## Task requirements
Copy each line below exactly and leave the pictures out.

## Listing
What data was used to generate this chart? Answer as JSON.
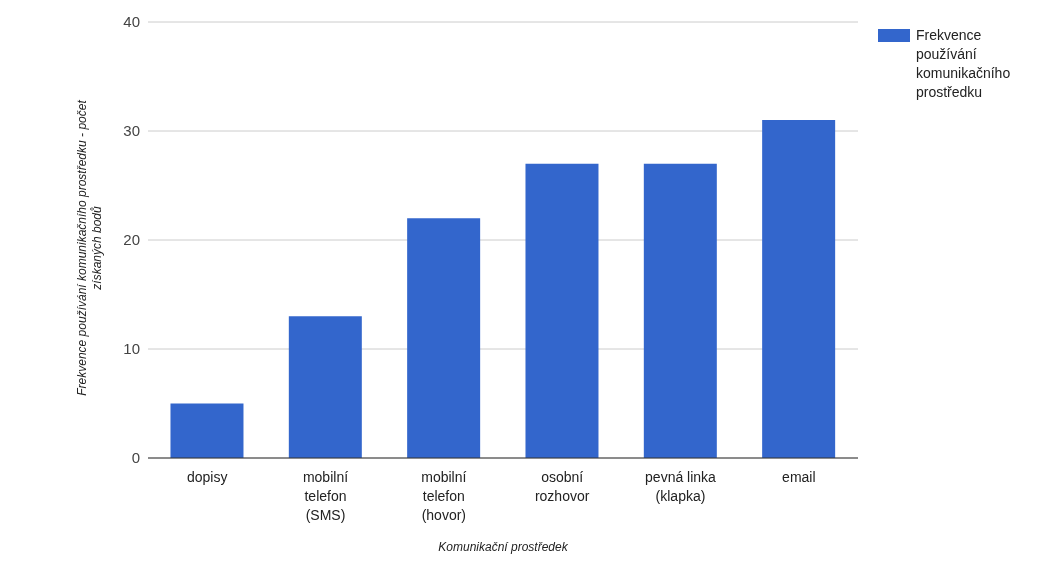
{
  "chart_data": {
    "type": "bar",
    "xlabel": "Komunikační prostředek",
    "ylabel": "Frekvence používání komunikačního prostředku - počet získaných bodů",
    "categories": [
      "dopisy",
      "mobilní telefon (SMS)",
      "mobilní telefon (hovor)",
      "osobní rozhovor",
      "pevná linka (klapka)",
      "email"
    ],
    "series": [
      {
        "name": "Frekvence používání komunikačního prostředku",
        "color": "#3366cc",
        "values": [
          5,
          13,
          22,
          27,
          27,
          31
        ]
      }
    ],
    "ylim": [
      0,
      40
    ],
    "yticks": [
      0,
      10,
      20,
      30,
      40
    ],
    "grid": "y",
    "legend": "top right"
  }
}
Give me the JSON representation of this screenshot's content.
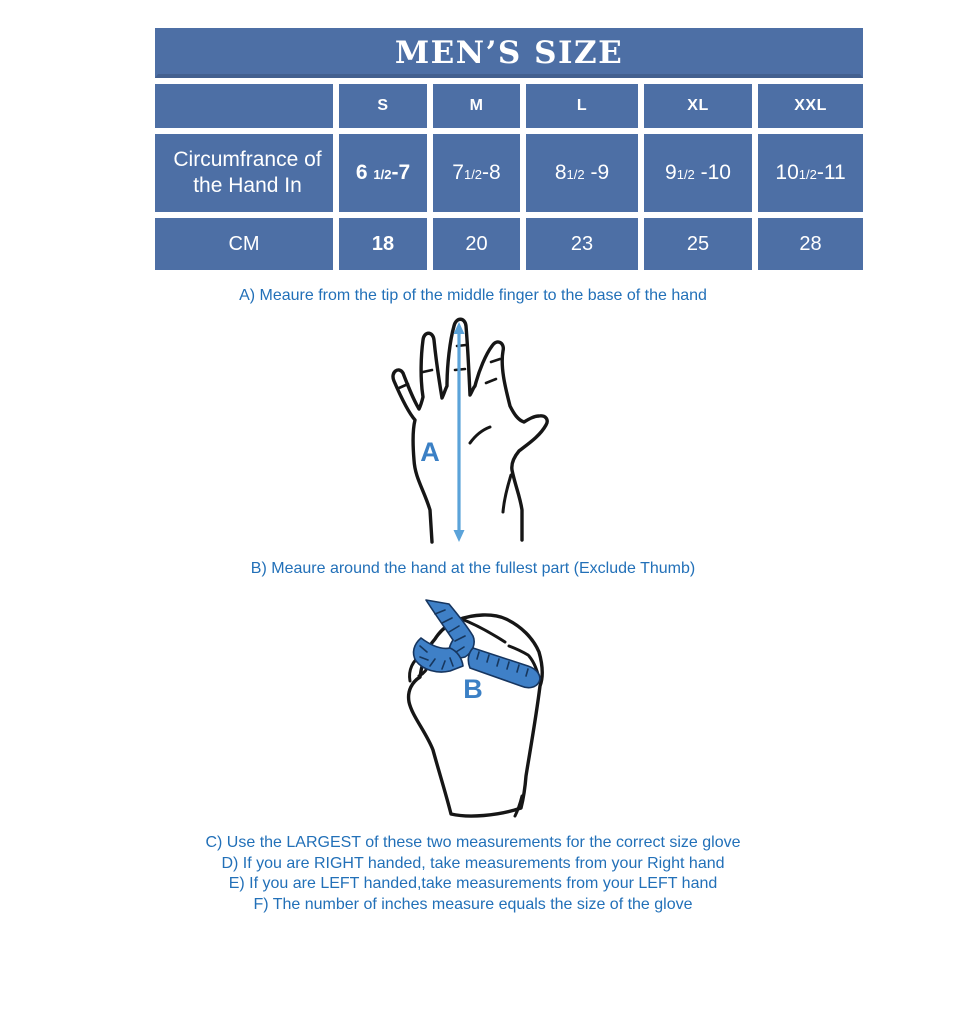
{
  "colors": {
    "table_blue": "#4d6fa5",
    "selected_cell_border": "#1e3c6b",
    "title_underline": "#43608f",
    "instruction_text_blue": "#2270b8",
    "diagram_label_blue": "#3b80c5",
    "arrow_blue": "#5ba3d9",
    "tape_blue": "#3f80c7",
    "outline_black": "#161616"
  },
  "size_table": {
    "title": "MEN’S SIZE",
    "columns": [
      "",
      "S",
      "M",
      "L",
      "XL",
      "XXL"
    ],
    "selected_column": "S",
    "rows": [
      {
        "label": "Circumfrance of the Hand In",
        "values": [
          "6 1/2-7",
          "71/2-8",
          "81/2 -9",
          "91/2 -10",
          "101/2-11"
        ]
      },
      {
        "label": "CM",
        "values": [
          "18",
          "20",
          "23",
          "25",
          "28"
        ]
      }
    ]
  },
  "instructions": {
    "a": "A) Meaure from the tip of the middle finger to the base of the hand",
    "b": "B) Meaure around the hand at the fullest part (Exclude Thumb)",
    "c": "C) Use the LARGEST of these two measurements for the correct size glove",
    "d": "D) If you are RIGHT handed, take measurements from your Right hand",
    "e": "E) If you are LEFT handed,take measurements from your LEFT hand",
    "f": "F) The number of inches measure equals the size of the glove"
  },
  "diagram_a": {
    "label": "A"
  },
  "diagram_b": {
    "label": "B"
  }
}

## Task result
What data was used to generate this chart? Answer as JSON.
{
  "chart_data": {
    "type": "bar",
    "xlabel": "Komunikační prostředek",
    "ylabel": "Frekvence používání komunikačního prostředku - počet získaných bodů",
    "categories": [
      "dopisy",
      "mobilní telefon (SMS)",
      "mobilní telefon (hovor)",
      "osobní rozhovor",
      "pevná linka (klapka)",
      "email"
    ],
    "series": [
      {
        "name": "Frekvence používání komunikačního prostředku",
        "color": "#3366cc",
        "values": [
          5,
          13,
          22,
          27,
          27,
          31
        ]
      }
    ],
    "ylim": [
      0,
      40
    ],
    "yticks": [
      0,
      10,
      20,
      30,
      40
    ],
    "grid": "y",
    "legend": "top right"
  }
}
Give me the JSON representation of this screenshot's content.
{
  "colors": {
    "table_blue": "#4d6fa5",
    "selected_cell_border": "#1e3c6b",
    "title_underline": "#43608f",
    "instruction_text_blue": "#2270b8",
    "diagram_label_blue": "#3b80c5",
    "arrow_blue": "#5ba3d9",
    "tape_blue": "#3f80c7",
    "outline_black": "#161616"
  },
  "size_table": {
    "title": "MEN’S SIZE",
    "columns": [
      "",
      "S",
      "M",
      "L",
      "XL",
      "XXL"
    ],
    "selected_column": "S",
    "rows": [
      {
        "label": "Circumfrance of the Hand In",
        "values": [
          "6 1/2-7",
          "71/2-8",
          "81/2 -9",
          "91/2 -10",
          "101/2-11"
        ]
      },
      {
        "label": "CM",
        "values": [
          "18",
          "20",
          "23",
          "25",
          "28"
        ]
      }
    ]
  },
  "instructions": {
    "a": "A) Meaure from the tip of the middle finger to the base of the hand",
    "b": "B) Meaure around the hand at the fullest part (Exclude Thumb)",
    "c": "C) Use the LARGEST of these two measurements for the correct size glove",
    "d": "D) If you are RIGHT handed, take measurements from your Right hand",
    "e": "E) If you are LEFT handed,take measurements from your LEFT hand",
    "f": "F) The number of inches measure equals the size of the glove"
  },
  "diagram_a": {
    "label": "A"
  },
  "diagram_b": {
    "label": "B"
  }
}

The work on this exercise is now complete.